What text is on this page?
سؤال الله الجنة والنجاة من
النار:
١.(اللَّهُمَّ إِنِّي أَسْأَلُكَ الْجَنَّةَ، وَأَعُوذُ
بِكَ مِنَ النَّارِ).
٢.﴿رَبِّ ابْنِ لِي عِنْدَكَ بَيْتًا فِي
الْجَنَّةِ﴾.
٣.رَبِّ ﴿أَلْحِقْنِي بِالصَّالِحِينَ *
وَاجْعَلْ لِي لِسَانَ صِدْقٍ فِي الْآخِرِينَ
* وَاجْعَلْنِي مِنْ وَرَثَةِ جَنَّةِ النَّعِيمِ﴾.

━━━━━━

Task to carry out
The records above should be returned exactly.

Task result
What text is on this page?
سؤال الله الجنة والنجاة من
النار:
١.(اللَّهُمَّ إِنِّي أَسْأَلُكَ الْجَنَّةَ، وَأَعُوذُ
بِكَ مِنَ النَّارِ).
٢.﴿رَبِّ ابْنِ لِي عِنْدَكَ بَيْتًا فِي
الْجَنَّةِ﴾.
٣.رَبِّ ﴿أَلْحِقْنِي بِالصَّالِحِينَ *
وَاجْعَلْ لِي لِسَانَ صِدْقٍ فِي الْآخِرِينَ
* وَاجْعَلْنِي مِنْ وَرَثَةِ جَنَّةِ النَّعِيمِ﴾.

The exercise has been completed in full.